**Exercise:**
Return each line that holds the word "тока".

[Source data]
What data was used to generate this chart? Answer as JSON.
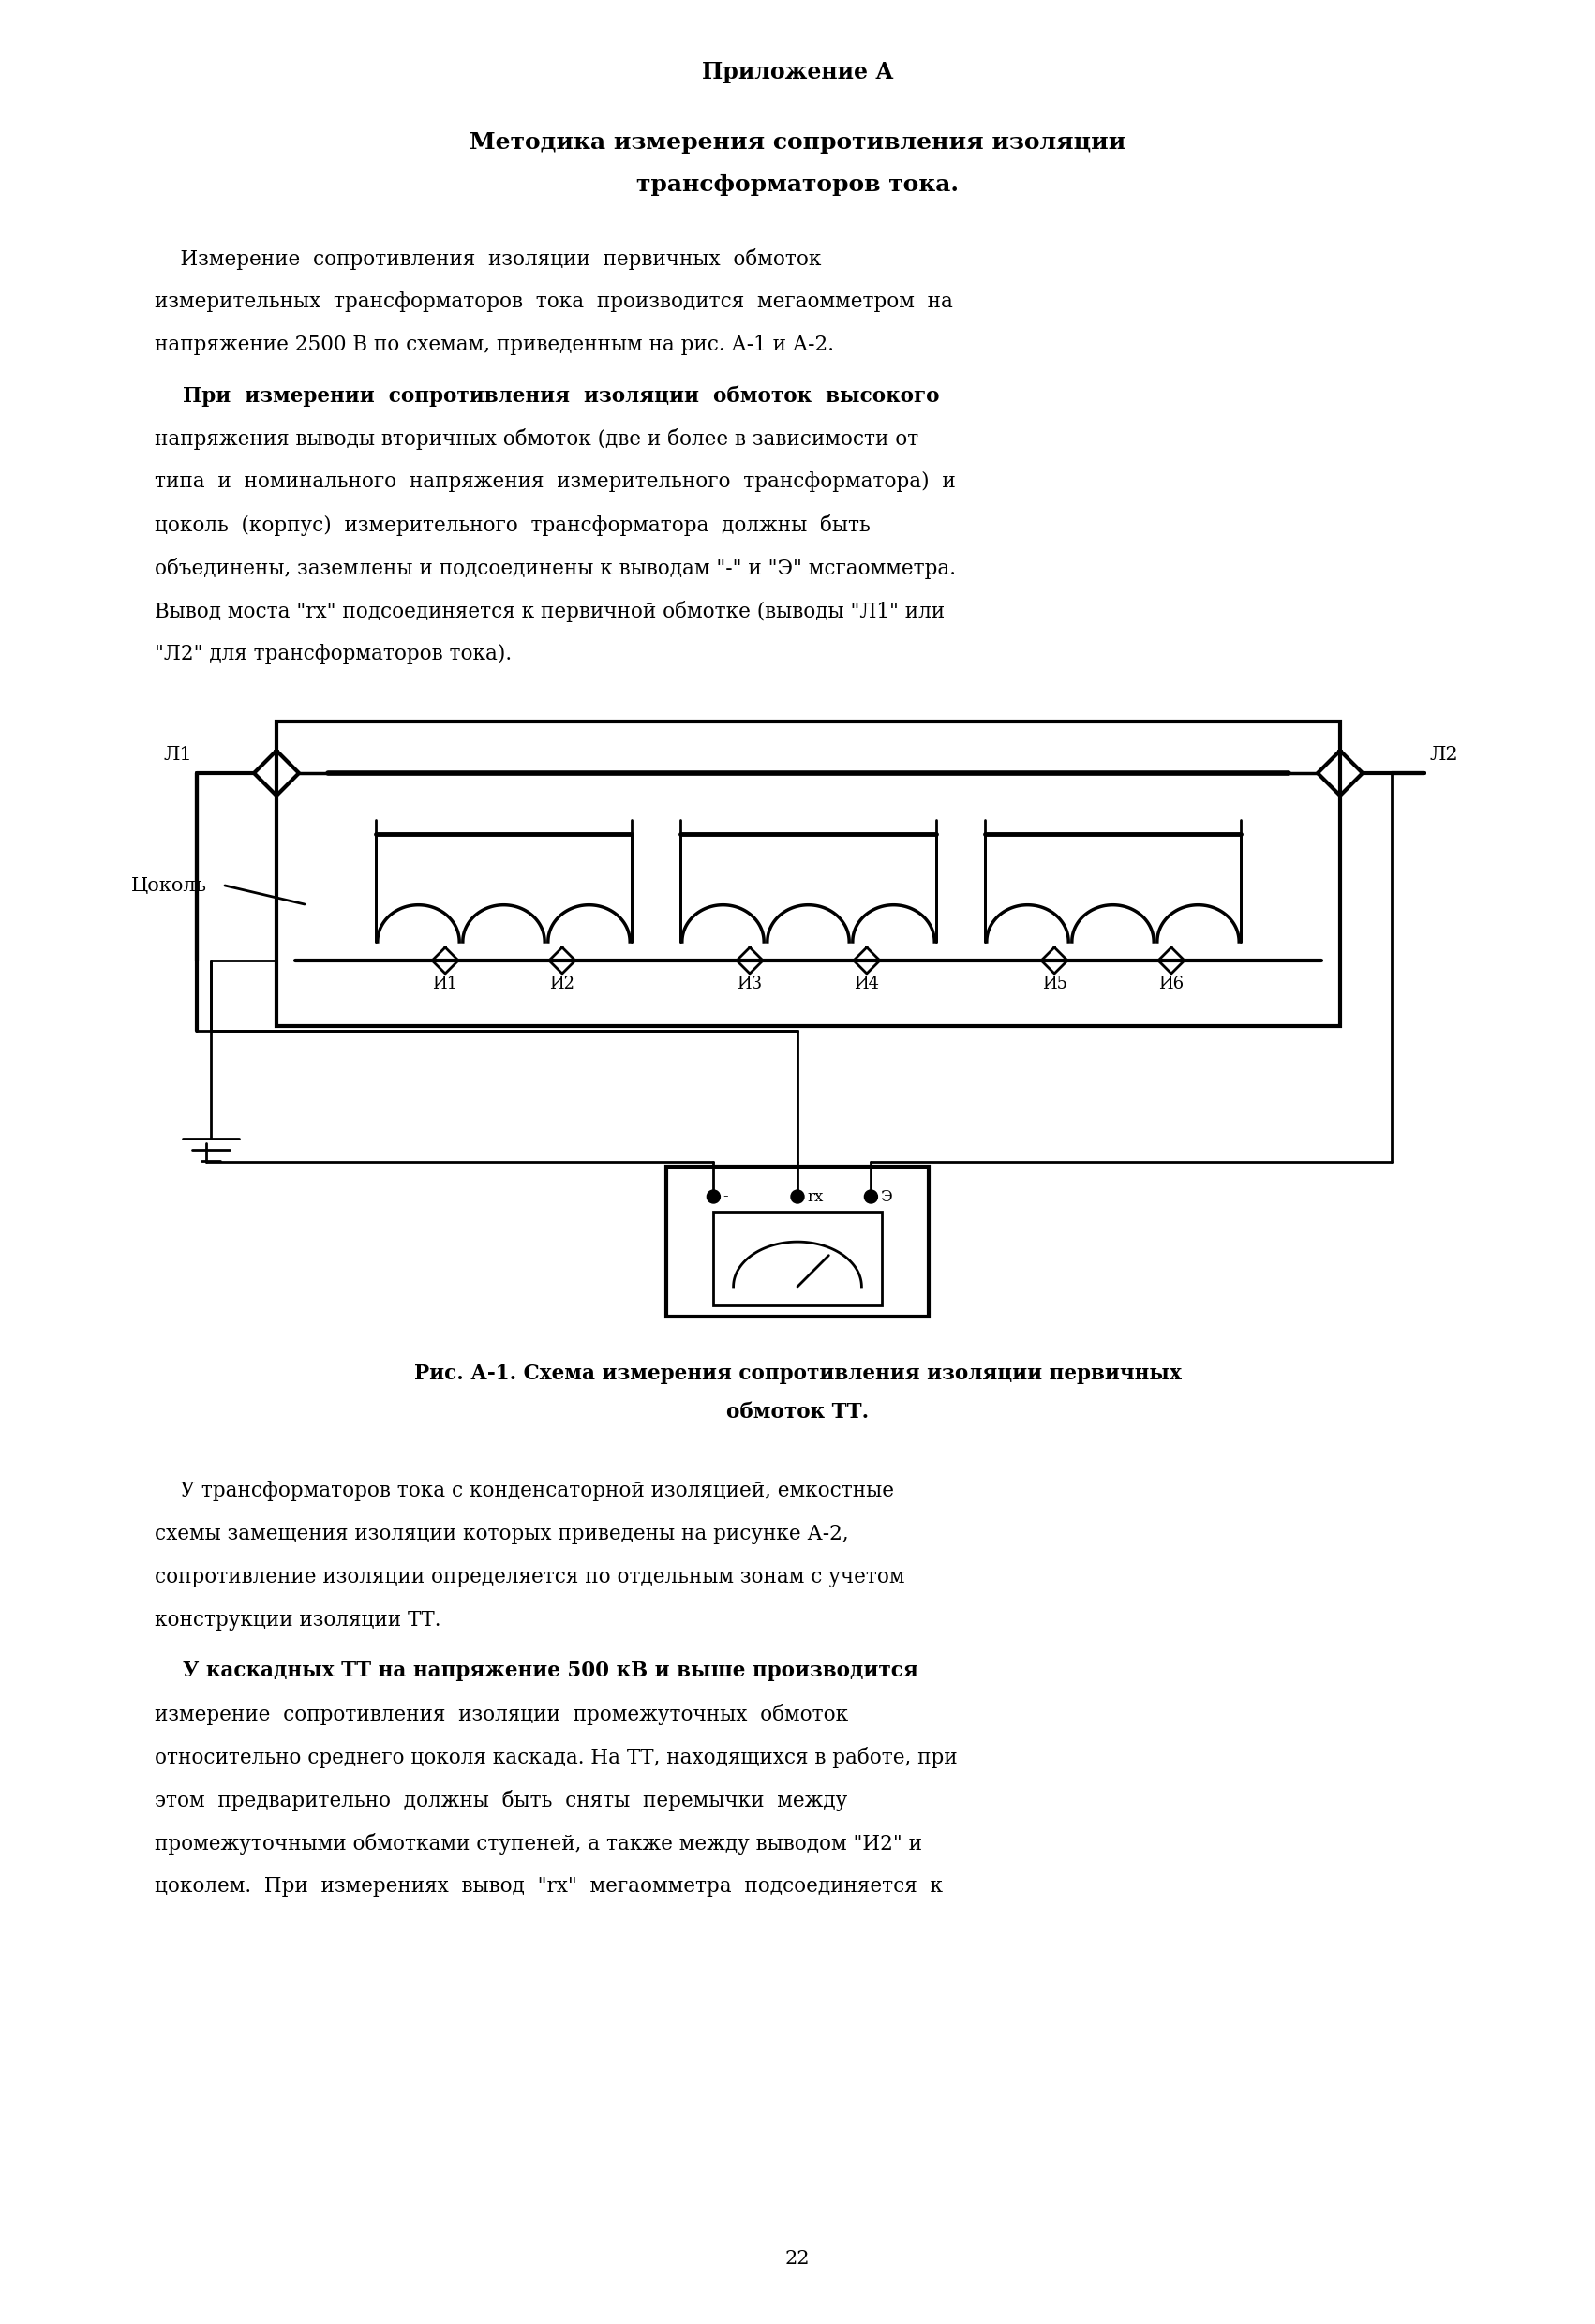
{
  "title": "Приложение А",
  "subtitle1": "Методика измерения сопротивления изоляции",
  "subtitle2": "трансформаторов тока.",
  "para1_lines": [
    "    Измерение  сопротивления  изоляции  первичных  обмоток",
    "измерительных  трансформаторов  тока  производится  мегаомметром  на",
    "напряжение 2500 В по схемам, приведенным на рис. А-1 и А-2."
  ],
  "para2_lines": [
    "    При  измерении  сопротивления  изоляции  обмоток  высокого",
    "напряжения выводы вторичных обмоток (две и более в зависимости от",
    "типа  и  номинального  напряжения  измерительного  трансформатора)  и",
    "цоколь  (корпус)  измерительного  трансформатора  должны  быть",
    "объединены, заземлены и подсоединены к выводам \"-\" и \"Э\" мсгаомметра.",
    "Вывод моста \"rх\" подсоединяется к первичной обмотке (выводы \"Л1\" или",
    "\"Л2\" для трансформаторов тока)."
  ],
  "fig_caption1": "Рис. А-1. Схема измерения сопротивления изоляции первичных",
  "fig_caption2": "обмоток ТТ.",
  "para3_lines": [
    "    У трансформаторов тока с конденсаторной изоляцией, емкостные",
    "схемы замещения изоляции которых приведены на рисунке А-2,",
    "сопротивление изоляции определяется по отдельным зонам с учетом",
    "конструкции изоляции ТТ."
  ],
  "para4_lines": [
    "    У каскадных ТТ на напряжение 500 кВ и выше производится",
    "измерение  сопротивления  изоляции  промежуточных  обмоток",
    "относительно среднего цоколя каскада. На ТТ, находящихся в работе, при",
    "этом  предварительно  должны  быть  сняты  перемычки  между",
    "промежуточными обмотками ступеней, а также между выводом \"И2\" и",
    "цоколем.  При  измерениях  вывод  \"rх\"  мегаомметра  подсоединяется  к"
  ],
  "page_number": "22",
  "bg_color": "#ffffff",
  "text_color": "#000000",
  "sec_labels": [
    "И1",
    "И2",
    "И3",
    "И4",
    "И5",
    "И6"
  ],
  "term_labels": [
    "-",
    "rх",
    "Э"
  ]
}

**Task output:**
  "subtitle2": "трансформаторов тока.",
    "измерительных  трансформаторов  тока  производится  мегаомметром  на",
    "\"Л2\" для трансформаторов тока)."
    "    У трансформаторов тока с конденсаторной изоляцией, емкостные",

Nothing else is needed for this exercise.